GIVEN EXERCISE » Pick every line with "name" from the material below.

RECORDS SHOWN »
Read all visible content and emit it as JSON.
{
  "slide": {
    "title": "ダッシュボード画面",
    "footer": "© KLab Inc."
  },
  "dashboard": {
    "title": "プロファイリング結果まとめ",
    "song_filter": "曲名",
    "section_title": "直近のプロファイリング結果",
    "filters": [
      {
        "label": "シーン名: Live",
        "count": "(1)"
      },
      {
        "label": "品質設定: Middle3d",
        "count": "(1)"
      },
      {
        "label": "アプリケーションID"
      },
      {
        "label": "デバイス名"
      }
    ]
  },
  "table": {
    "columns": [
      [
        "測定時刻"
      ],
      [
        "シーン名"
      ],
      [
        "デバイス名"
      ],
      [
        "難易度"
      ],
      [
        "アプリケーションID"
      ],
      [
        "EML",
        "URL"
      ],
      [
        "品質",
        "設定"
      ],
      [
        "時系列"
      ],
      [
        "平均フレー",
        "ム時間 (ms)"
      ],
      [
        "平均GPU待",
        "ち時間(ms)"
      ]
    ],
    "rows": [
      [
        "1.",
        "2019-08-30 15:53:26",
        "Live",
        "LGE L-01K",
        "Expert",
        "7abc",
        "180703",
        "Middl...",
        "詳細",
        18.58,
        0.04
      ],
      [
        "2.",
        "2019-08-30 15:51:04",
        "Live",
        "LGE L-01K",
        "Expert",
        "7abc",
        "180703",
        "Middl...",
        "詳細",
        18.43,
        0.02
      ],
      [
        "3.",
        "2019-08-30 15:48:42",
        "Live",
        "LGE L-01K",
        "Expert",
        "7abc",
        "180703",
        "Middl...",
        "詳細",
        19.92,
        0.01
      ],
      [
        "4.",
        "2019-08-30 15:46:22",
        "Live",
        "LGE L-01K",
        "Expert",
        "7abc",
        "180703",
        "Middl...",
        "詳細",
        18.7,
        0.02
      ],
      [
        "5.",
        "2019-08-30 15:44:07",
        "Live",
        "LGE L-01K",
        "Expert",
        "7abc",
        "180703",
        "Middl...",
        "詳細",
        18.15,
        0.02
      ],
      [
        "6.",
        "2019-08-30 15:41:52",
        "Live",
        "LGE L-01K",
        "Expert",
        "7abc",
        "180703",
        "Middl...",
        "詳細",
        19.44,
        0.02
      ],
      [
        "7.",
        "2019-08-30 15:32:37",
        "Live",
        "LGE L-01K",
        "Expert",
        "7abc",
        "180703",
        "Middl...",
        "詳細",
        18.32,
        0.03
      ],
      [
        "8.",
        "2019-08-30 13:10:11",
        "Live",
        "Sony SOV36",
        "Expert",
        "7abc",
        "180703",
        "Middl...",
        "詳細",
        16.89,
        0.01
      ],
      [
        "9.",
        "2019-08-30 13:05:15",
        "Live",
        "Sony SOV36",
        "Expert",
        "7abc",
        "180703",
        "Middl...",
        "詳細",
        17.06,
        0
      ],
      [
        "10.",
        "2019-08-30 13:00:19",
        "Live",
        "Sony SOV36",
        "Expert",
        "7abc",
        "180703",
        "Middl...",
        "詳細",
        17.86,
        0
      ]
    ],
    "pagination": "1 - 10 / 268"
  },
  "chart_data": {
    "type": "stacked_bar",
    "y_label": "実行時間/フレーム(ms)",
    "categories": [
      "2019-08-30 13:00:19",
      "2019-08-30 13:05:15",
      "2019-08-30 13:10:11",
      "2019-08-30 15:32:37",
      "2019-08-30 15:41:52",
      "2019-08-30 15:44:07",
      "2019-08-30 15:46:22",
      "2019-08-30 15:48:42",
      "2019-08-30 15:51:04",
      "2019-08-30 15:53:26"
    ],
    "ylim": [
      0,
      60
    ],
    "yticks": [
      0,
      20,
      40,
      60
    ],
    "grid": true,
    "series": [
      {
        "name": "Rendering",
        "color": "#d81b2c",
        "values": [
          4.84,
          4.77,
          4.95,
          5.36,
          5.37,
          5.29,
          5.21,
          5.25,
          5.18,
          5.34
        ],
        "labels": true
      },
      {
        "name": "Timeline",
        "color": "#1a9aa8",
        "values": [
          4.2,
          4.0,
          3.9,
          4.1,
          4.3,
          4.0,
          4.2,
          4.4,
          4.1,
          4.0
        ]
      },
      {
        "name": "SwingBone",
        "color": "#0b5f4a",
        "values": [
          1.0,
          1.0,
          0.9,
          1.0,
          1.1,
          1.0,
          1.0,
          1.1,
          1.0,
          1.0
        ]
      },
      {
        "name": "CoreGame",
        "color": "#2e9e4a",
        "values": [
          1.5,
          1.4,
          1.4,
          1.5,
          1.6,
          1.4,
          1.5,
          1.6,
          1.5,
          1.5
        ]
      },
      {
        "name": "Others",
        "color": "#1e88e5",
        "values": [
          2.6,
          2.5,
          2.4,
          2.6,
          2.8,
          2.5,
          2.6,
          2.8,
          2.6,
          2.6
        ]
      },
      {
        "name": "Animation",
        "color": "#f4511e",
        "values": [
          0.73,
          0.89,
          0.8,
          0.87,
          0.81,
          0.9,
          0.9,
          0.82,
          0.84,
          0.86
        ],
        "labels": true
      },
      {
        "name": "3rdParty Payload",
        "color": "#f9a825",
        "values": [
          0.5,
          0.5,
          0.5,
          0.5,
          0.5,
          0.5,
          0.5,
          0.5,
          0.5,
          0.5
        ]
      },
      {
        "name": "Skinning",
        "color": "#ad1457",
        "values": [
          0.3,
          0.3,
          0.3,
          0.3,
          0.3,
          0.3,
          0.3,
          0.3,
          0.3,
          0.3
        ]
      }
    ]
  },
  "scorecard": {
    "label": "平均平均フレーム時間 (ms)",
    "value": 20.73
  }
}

SOLUTION TO THIS PROBLEM »
        "name": "Rendering",
        "name": "Timeline",
        "name": "SwingBone",
        "name": "CoreGame",
        "name": "Others",
        "name": "Animation",
        "name": "3rdParty Payload",
        "name": "Skinning",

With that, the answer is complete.